● Given passage
Yep, I like to ride my bicycle. I don't know why, except that I've always liked 2 wheels, either powered by me or an engine. Doesn't matter - give me wheels and I just go.

If my job were just to be on two wheels, there would never be any motivation problem. I can get hurt, and as soon as I am able I'm back on the bike. My recovery times after accidents and injuries are remarkably quick, and I don't think it's that I heal any faster than anyone else - I just am motivated to get back on my bike.

I really do like to ride my bicycle.

But my job isn't to be on two wheels. My job is to run a company.

I have lots of other things I have to do for my job. Fortunately, now that WorkCompCentral is a relatively mature company, I have been able to delegate most of the stuff I don't like to do for my job and can focus mostly on what I do like for work: reading, writing and speaking.

If I were a workers' compensation claimant, assuming all of my regular job duties other than reading, writing and speaking, I'm not so sure I would be that motivated to return to work. I think I would take my time getting back to the job, particularly if I didn't get along with co-workers, or despised my boss or customers.

Which is why I think that this industry's obsession with return to work as an end goal is misguided.

Return to work has nothing to do with workers' compensation or the recovery of the injured worker. Return to work is a nice outcome, but it can not be a goal because the only person who can determine whether there will be a return to work is the injured worker!

The employer has to want the employee back too.

The antonym of return to work is don't return to work.

I recall many, many instances during my defense lawyer days when I was essentially tasked with using the workers' compensation system to make sure that an undesirable employee DIDN'T return to work!

Clauses were inserted into settlement papers, extra money was paid, and other motivation was provided to keep a particular claimant from coming back to the work place.

That was, and still is, wrong. Using workers' compensation as a human resources management tool is a bastardization of the system, and sends the wrong message to the work force.

Workers' compensation is about medical treatment for an injury and indemnity for the infirmity only. It is not designed to motivate an employment decision (and every time legislatures try that, it fails...).

● Extracted material
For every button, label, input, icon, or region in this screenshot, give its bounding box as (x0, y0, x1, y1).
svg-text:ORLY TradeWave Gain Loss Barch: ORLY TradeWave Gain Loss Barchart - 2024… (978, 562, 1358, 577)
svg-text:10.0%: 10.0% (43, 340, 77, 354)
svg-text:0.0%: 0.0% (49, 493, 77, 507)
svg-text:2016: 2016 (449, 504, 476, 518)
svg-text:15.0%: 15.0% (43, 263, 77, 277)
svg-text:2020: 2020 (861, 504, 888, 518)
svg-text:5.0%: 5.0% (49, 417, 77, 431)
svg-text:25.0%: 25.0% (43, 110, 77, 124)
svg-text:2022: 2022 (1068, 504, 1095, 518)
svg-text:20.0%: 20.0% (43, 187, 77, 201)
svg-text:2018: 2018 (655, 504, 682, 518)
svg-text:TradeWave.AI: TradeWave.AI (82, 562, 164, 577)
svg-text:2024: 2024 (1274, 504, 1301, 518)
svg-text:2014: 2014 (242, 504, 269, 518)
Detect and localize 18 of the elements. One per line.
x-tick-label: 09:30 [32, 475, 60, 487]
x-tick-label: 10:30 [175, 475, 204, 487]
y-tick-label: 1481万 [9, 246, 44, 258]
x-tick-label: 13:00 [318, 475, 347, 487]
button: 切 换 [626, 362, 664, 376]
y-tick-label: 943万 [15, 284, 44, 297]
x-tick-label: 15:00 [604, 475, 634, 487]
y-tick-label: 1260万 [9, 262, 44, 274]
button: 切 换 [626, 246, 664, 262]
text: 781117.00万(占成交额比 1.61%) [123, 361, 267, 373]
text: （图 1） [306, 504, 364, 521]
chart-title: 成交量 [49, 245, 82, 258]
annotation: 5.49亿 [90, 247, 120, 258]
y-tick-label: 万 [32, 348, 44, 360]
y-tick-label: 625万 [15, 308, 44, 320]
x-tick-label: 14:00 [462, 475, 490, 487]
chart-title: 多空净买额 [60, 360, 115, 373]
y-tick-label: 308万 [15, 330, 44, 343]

● Your assignment
Can you restate the workers' compensation passage from "The antonym of" to "the work place.", swapping "settlement papers" for "settlement agreements"?

● Output of the task
The antonym of return to work is don't return to work.

I recall many, many instances during my defense lawyer days when I was essentially tasked with using the workers' compensation system to make sure that an undesirable employee DIDN'T return to work!

Clauses were inserted into settlement agreements, extra money was paid, and other motivation was provided to keep a particular claimant from coming back to the work place.